◆ Do this: Word for word, give the material below again, minus any images.

Data records:
····················

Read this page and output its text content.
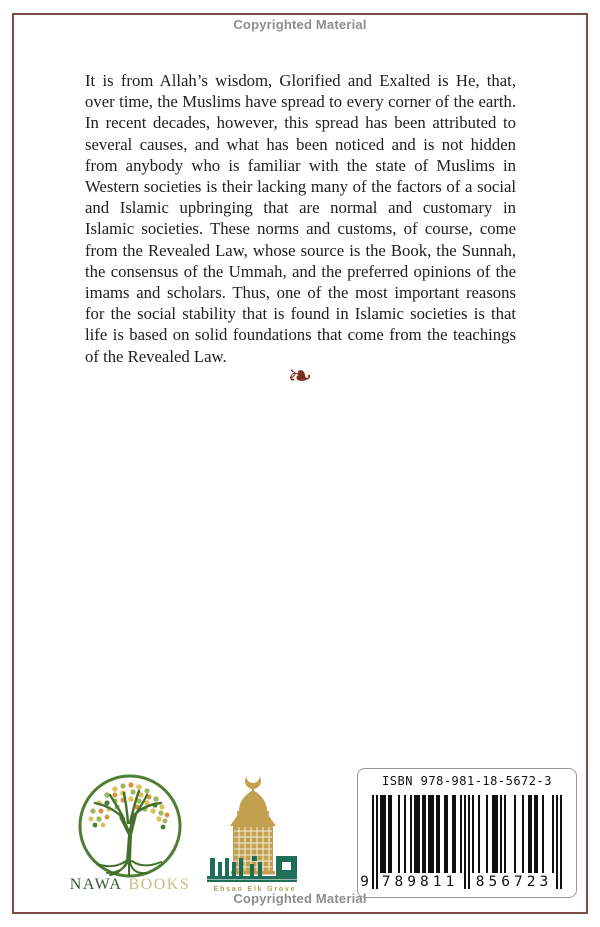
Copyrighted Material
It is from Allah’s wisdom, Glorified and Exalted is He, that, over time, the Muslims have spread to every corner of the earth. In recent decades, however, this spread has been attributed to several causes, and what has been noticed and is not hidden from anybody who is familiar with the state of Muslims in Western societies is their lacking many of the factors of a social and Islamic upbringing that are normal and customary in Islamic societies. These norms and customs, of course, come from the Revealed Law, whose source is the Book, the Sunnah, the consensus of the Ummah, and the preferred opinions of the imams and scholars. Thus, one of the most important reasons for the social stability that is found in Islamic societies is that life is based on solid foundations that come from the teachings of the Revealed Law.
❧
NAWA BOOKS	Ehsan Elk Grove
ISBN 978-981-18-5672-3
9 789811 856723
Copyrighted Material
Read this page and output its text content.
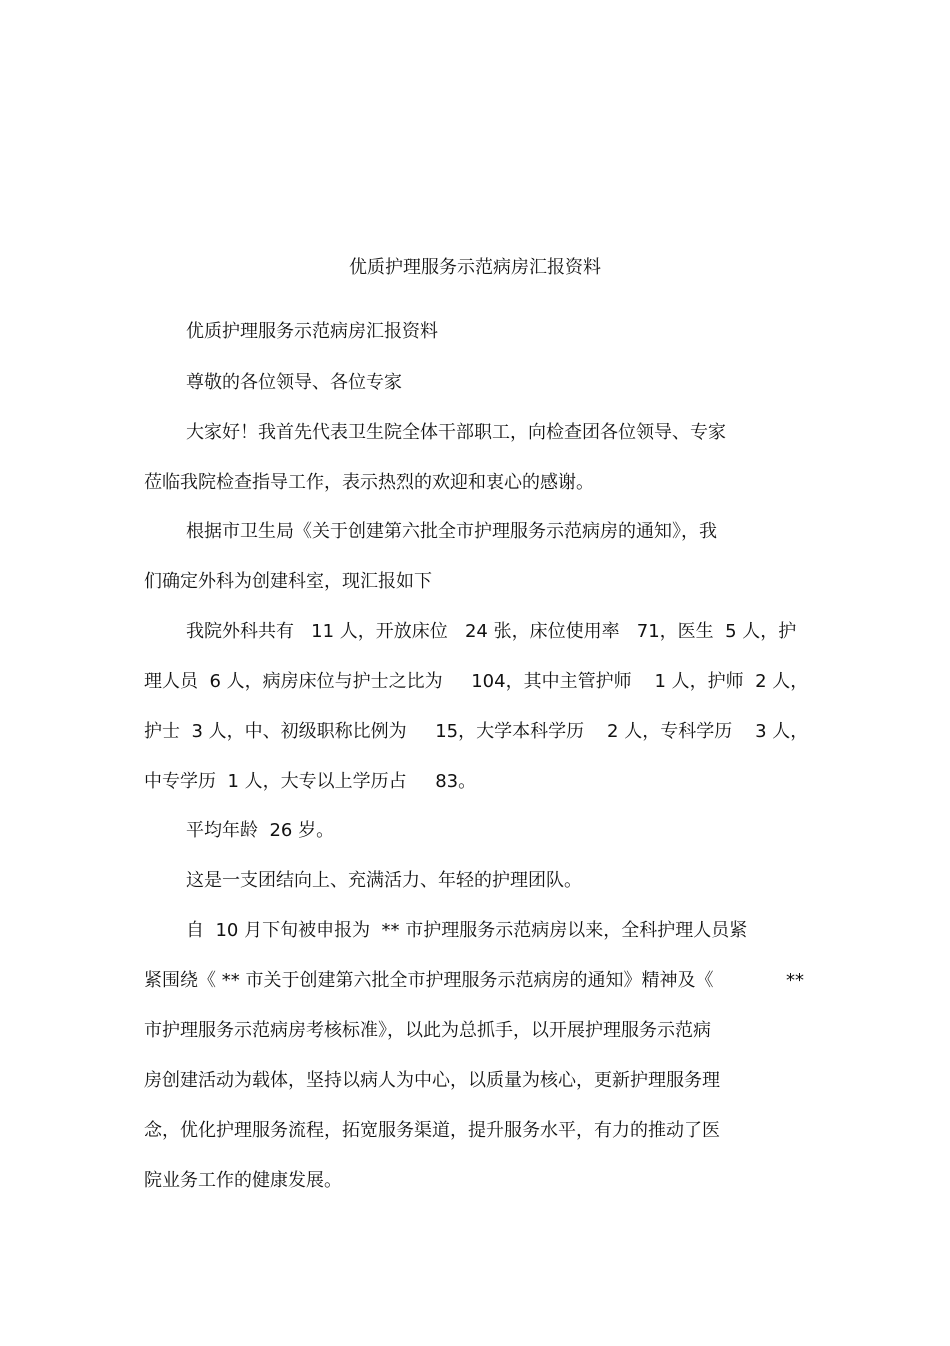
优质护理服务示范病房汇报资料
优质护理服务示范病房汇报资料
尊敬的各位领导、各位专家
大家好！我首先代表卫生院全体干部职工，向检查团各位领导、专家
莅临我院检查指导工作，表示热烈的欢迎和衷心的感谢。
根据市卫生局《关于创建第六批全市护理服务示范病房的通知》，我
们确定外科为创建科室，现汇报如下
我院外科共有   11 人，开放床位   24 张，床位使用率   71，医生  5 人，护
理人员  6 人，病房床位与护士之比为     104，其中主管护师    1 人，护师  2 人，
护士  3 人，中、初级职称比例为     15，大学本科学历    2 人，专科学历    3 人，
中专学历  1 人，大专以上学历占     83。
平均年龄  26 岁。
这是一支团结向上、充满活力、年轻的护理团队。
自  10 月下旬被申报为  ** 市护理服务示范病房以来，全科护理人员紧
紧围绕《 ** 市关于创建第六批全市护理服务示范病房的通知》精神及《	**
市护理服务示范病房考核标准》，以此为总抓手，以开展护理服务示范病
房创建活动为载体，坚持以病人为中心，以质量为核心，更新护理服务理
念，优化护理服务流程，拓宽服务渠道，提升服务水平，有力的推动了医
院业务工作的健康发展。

····················

◆ Task solution:
Read this page and output its text content.
Copyrighted Material
It is from Allah’s wisdom, Glorified and Exalted is He, that, over time, the Muslims have spread to every corner of the earth. In recent decades, however, this spread has been attributed to several causes, and what has been noticed and is not hidden from anybody who is familiar with the state of Muslims in Western societies is their lacking many of the factors of a social and Islamic upbringing that are normal and customary in Islamic societies. These norms and customs, of course, come from the Revealed Law, whose source is the Book, the Sunnah, the consensus of the Ummah, and the preferred opinions of the imams and scholars. Thus, one of the most important reasons for the social stability that is found in Islamic societies is that life is based on solid foundations that come from the teachings of the Revealed Law.
❧
NAWA BOOKS	Ehsan Elk Grove
ISBN 978-981-18-5672-3
9 789811 856723
Copyrighted Material
Read this page and output its text content.
优质护理服务示范病房汇报资料
优质护理服务示范病房汇报资料
尊敬的各位领导、各位专家
大家好！我首先代表卫生院全体干部职工，向检查团各位领导、专家
莅临我院检查指导工作，表示热烈的欢迎和衷心的感谢。
根据市卫生局《关于创建第六批全市护理服务示范病房的通知》，我
们确定外科为创建科室，现汇报如下
我院外科共有   11 人，开放床位   24 张，床位使用率   71，医生  5 人，护
理人员  6 人，病房床位与护士之比为     104，其中主管护师    1 人，护师  2 人，
护士  3 人，中、初级职称比例为     15，大学本科学历    2 人，专科学历    3 人，
中专学历  1 人，大专以上学历占     83。
平均年龄  26 岁。
这是一支团结向上、充满活力、年轻的护理团队。
自  10 月下旬被申报为  ** 市护理服务示范病房以来，全科护理人员紧
紧围绕《 ** 市关于创建第六批全市护理服务示范病房的通知》精神及《	**
市护理服务示范病房考核标准》，以此为总抓手，以开展护理服务示范病
房创建活动为载体，坚持以病人为中心，以质量为核心，更新护理服务理
念，优化护理服务流程，拓宽服务渠道，提升服务水平，有力的推动了医
院业务工作的健康发展。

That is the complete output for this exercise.